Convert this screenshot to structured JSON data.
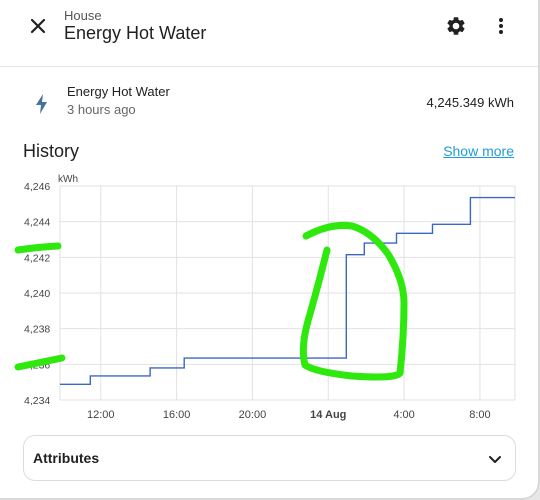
{
  "header": {
    "breadcrumb": "House",
    "title": "Energy Hot Water",
    "close_icon": "close-icon",
    "settings_icon": "gear-icon",
    "menu_icon": "more-vertical-icon"
  },
  "entity": {
    "name": "Energy Hot Water",
    "last_changed": "3 hours ago",
    "state": "4,245.349 kWh",
    "icon": "lightning-bolt-icon",
    "icon_color": "#44739e"
  },
  "history": {
    "title": "History",
    "show_more": "Show more"
  },
  "attributes": {
    "label": "Attributes",
    "icon": "chevron-down-icon"
  },
  "colors": {
    "line": "#3d67c7",
    "accent": "#1e9dd6",
    "highlight": "#2ee80e"
  },
  "chart_data": {
    "type": "line",
    "unit_label": "kWh",
    "ylim": [
      4234,
      4246
    ],
    "y_ticks": [
      "4,234",
      "4,236",
      "4,238",
      "4,240",
      "4,242",
      "4,244",
      "4,246"
    ],
    "x_ticks": [
      {
        "t": 12,
        "label": "12:00",
        "bold": false
      },
      {
        "t": 16,
        "label": "16:00",
        "bold": false
      },
      {
        "t": 20,
        "label": "20:00",
        "bold": false
      },
      {
        "t": 24,
        "label": "14 Aug",
        "bold": true
      },
      {
        "t": 28,
        "label": "4:00",
        "bold": false
      },
      {
        "t": 32,
        "label": "8:00",
        "bold": false
      }
    ],
    "xlim": [
      9.85,
      33.85
    ],
    "grid": true,
    "series": [
      {
        "x": [
          9.85,
          11.45,
          11.45,
          14.6,
          14.6,
          16.4,
          16.4,
          24.95,
          24.95,
          25.9,
          25.9,
          27.6,
          27.6,
          29.5,
          29.5,
          31.5,
          31.5,
          33.85
        ],
        "values": [
          4234.88,
          4234.88,
          4235.35,
          4235.35,
          4235.8,
          4235.8,
          4236.35,
          4236.35,
          4242.15,
          4242.15,
          4242.8,
          4242.8,
          4243.35,
          4243.35,
          4243.85,
          4243.85,
          4245.35,
          4245.35
        ]
      }
    ]
  }
}
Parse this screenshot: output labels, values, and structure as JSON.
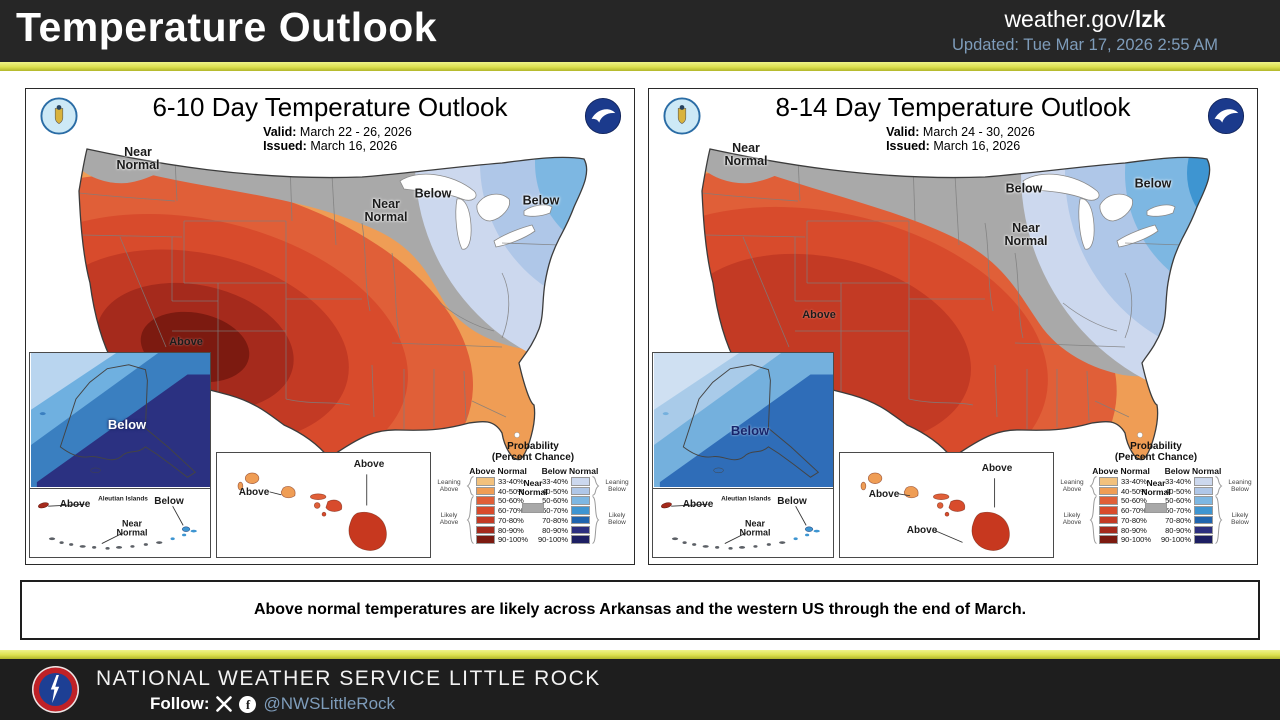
{
  "header": {
    "title": "Temperature Outlook",
    "site_prefix": "weather.gov/",
    "site_suffix": "lzk",
    "updated": "Updated: Tue Mar 17, 2026 2:55 AM",
    "bar_color": "#262626",
    "accent_yellow": "#dde14f",
    "updated_color": "#7e9cba"
  },
  "panels": [
    {
      "title": "6-10 Day Temperature Outlook",
      "valid_label": "Valid:",
      "valid_value": "March 22 - 26, 2026",
      "issued_label": "Issued:",
      "issued_value": "March 16, 2026",
      "conus_labels": {
        "nw": "Near\nNormal",
        "wi": "Near\nNormal",
        "mi": "Below",
        "ne": "Below",
        "center": "Above"
      },
      "alaska_label": "Below",
      "alaska_colors": [
        "#b9d5ef",
        "#6fb0e0",
        "#3a7fc0",
        "#2b3181"
      ],
      "hawaii_labels": [
        "Above",
        "Above"
      ]
    },
    {
      "title": "8-14 Day Temperature Outlook",
      "valid_label": "Valid:",
      "valid_value": "March 24 - 30, 2026",
      "issued_label": "Issued:",
      "issued_value": "March 16, 2026",
      "conus_labels": {
        "nw": "Near\nNormal",
        "upper": "Below",
        "mi": "Near\nNormal",
        "maine": "Below",
        "center": "Above"
      },
      "alaska_label": "Below",
      "alaska_colors": [
        "#cfe0f2",
        "#a9cbe9",
        "#74b0dd",
        "#2f6db8"
      ],
      "hawaii_labels": [
        "Above",
        "Above",
        "Above"
      ]
    }
  ],
  "insets": {
    "aleutian_above": "Above",
    "aleutian_name": "Aleutian Islands",
    "aleutian_near": "Near\nNormal",
    "aleutian_below": "Below"
  },
  "legend": {
    "title_line1": "Probability",
    "title_line2": "(Percent Chance)",
    "above_header": "Above Normal",
    "below_header": "Below Normal",
    "near_label": "Near\nNormal",
    "ranges": [
      "33-40%",
      "40-50%",
      "50-60%",
      "60-70%",
      "70-80%",
      "80-90%",
      "90-100%"
    ],
    "above_colors": [
      "#f2c17d",
      "#ef9d55",
      "#e05f38",
      "#d84b2c",
      "#c33a24",
      "#a52a1c",
      "#7c1a10"
    ],
    "below_colors": [
      "#ccd8ee",
      "#afc7e8",
      "#7db7e2",
      "#3e95d1",
      "#1f64ae",
      "#2c2f7f",
      "#1d1f63"
    ],
    "near_color": "#a8a8a8",
    "gray_map": "#a9a9a9",
    "leaning_above": "Leaning\nAbove",
    "likely_above": "Likely\nAbove",
    "leaning_below": "Leaning\nBelow",
    "likely_below": "Likely\nBelow"
  },
  "summary": {
    "text": "Above normal temperatures are likely across Arkansas and the western US through the end of March."
  },
  "footer": {
    "org": "NATIONAL WEATHER SERVICE LITTLE ROCK",
    "follow": "Follow:",
    "handle": "@NWSLittleRock"
  }
}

■ ■ ■ ■

- _OBJECTIVE_:
Scan the records above for the string "Outlook", then select every line that holds it.

- _ANSWER TO THE EXERCISE_:
    "title": "Temperature Outlook",
      "title": "6-10 Day Temperature Outlook",
      "title": "8-14 Day Temperature Outlook",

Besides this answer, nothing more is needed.